Characterization of PKR function in TLR4 signaling

• Main Authors: Tzu-Ting Tseng, 曾慈婷
• Other Authors: Li-Chung Hsu
• Format: Others
• Language: en_US
• Published: 2010
• Online Access: http://ndltd.ncl.edu.tw/handle/06431182034151509611

碩士 === 臺灣大學 === 分子醫學研究所 === 98 === Innate immunity is of great importance not only in host defense against infections, but also has been implicated in development and tissue homeostasis. Immune cells, such as macrophages, use pattern-recognition receptors (PRR) to sense microbes and dying cells and initiate inflammatory response that helps to fight the pathogen and assist tissue repair. However, the inflammation process must be finely tuned or it may turn out to be pathogenic. Among several classes of PRR, the mammalian TLR (Toll-like receptor) family comprises 13 membrane receptors which are able to recognize a range of conserved microbial motifs termed PAMPs (pathogen-associated molecular patterns) or endogenous DAMPs (danger-associated molecular patterns) released by stressed or damaged tissues and activate immune response. PKR (dsRNA-dependent protein kinase) has been shown to be involved in IFNβ production and apoptosis in LPS-induced macrophages previously [1]. In this study we further characterize the functional role of PKR in the TLR4 signaling pathway. We found that TBK1 regulates PKR activation, which in turn enhances TBK1 kinase activity. We also demonstrated that PKR is required for maintaining the integrity of TRIF-TRAF3-TBK1 complex. Our findings further delineate the TLR4-TRIF signaling pathway after LPS stimulation, and could shed some light in advanced understanding of certain inflammatory and infectious diseases and development of therapies.

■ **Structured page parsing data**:
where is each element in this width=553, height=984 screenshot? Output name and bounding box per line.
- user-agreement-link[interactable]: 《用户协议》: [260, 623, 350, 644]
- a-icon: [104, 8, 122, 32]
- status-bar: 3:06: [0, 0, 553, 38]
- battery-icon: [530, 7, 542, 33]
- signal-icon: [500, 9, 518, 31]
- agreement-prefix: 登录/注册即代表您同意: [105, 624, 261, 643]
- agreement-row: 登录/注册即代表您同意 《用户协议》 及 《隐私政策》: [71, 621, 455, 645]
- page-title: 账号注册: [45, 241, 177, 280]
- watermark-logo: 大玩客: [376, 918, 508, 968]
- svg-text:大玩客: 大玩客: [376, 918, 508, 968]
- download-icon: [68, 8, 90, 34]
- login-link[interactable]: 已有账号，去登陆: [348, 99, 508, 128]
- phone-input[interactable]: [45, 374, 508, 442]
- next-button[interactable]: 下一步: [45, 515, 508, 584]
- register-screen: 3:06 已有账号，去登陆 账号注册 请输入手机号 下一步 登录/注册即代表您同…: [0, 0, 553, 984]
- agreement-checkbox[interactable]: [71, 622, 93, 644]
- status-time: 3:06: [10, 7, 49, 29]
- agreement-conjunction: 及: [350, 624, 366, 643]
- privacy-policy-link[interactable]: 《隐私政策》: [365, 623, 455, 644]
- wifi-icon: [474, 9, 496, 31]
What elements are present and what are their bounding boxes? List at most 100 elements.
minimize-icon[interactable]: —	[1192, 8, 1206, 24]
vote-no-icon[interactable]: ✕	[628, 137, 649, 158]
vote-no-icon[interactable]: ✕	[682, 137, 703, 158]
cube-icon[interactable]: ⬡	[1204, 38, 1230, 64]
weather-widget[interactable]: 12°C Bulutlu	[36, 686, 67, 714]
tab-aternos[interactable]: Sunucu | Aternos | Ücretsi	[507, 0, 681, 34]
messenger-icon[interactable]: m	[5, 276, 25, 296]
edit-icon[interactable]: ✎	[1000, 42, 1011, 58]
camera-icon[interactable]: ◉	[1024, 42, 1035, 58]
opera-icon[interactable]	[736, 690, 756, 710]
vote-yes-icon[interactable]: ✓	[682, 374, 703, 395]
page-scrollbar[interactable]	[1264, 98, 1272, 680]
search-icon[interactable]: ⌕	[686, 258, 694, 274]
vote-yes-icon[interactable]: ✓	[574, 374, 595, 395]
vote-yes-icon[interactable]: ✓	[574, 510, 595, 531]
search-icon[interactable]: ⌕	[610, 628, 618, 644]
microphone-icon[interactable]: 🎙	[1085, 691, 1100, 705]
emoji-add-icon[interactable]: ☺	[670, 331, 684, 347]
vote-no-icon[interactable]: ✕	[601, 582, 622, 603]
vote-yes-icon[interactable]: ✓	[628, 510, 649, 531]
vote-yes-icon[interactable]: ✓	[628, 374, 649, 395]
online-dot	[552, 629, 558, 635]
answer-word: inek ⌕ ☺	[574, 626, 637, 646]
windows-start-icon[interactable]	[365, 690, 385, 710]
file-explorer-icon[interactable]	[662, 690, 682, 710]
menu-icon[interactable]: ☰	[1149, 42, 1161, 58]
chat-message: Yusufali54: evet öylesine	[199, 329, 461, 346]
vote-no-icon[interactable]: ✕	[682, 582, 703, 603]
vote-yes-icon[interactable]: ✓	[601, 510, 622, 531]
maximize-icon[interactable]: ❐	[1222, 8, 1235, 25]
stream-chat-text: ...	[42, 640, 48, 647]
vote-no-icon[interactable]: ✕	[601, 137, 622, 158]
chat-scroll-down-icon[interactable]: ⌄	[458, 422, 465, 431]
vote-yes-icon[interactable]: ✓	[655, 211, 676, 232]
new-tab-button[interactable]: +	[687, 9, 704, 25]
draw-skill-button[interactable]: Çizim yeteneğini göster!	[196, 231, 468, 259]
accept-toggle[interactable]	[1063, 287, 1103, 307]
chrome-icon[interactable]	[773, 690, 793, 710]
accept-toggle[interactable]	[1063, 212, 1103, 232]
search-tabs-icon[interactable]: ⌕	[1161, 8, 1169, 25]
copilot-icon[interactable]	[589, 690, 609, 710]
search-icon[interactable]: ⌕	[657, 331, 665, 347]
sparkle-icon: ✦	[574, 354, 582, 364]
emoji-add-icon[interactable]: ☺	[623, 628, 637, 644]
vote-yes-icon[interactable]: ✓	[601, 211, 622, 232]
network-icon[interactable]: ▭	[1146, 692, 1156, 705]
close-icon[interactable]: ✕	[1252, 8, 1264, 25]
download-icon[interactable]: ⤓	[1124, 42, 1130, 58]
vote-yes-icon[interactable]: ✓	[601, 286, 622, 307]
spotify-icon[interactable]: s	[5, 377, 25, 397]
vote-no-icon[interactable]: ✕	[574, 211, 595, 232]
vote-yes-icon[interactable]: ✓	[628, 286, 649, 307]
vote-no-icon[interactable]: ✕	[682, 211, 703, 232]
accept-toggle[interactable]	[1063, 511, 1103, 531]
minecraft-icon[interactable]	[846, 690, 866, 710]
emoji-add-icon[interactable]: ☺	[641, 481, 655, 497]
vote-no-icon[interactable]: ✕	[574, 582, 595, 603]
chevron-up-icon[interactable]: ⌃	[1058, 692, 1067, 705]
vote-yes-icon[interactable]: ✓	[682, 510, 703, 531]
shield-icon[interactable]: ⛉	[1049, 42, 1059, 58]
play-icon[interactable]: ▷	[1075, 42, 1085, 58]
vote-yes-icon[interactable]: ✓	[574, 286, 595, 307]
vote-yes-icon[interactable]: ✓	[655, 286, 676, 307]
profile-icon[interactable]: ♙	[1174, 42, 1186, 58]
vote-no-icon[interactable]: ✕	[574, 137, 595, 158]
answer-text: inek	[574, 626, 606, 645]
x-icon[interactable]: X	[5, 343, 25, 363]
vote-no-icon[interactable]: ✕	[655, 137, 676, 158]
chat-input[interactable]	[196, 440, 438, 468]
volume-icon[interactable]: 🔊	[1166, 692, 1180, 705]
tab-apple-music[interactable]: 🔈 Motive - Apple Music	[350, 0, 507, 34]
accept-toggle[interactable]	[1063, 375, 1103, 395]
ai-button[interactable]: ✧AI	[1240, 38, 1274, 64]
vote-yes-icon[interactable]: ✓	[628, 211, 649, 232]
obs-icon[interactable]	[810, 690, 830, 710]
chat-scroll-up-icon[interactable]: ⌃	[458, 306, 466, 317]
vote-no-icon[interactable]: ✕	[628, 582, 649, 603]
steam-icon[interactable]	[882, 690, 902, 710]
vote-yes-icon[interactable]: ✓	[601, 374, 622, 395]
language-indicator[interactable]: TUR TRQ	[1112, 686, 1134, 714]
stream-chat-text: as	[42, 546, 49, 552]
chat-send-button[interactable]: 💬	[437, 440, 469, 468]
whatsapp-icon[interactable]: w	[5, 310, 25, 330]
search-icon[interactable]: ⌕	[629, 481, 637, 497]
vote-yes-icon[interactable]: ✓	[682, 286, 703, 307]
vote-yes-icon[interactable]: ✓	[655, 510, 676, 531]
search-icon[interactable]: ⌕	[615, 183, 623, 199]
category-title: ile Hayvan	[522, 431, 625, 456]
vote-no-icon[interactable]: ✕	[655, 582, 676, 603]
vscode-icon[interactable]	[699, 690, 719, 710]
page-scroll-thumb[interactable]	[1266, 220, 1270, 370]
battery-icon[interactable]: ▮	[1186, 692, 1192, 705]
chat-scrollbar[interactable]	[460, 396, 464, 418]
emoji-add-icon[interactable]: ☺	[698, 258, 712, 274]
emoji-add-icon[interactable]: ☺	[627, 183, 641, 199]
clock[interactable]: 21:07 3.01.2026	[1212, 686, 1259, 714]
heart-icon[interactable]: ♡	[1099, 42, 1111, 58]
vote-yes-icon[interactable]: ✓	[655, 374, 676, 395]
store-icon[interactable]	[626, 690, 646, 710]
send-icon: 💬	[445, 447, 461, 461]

■ **What to work on**:
According to the PKR thesis record, what is PKR required for maintaining? Rely only on the PKR thesis record, not on the entries.

■ **Output for this task**:
The integrity of the TRIF-TRAF3-TBK1 complex.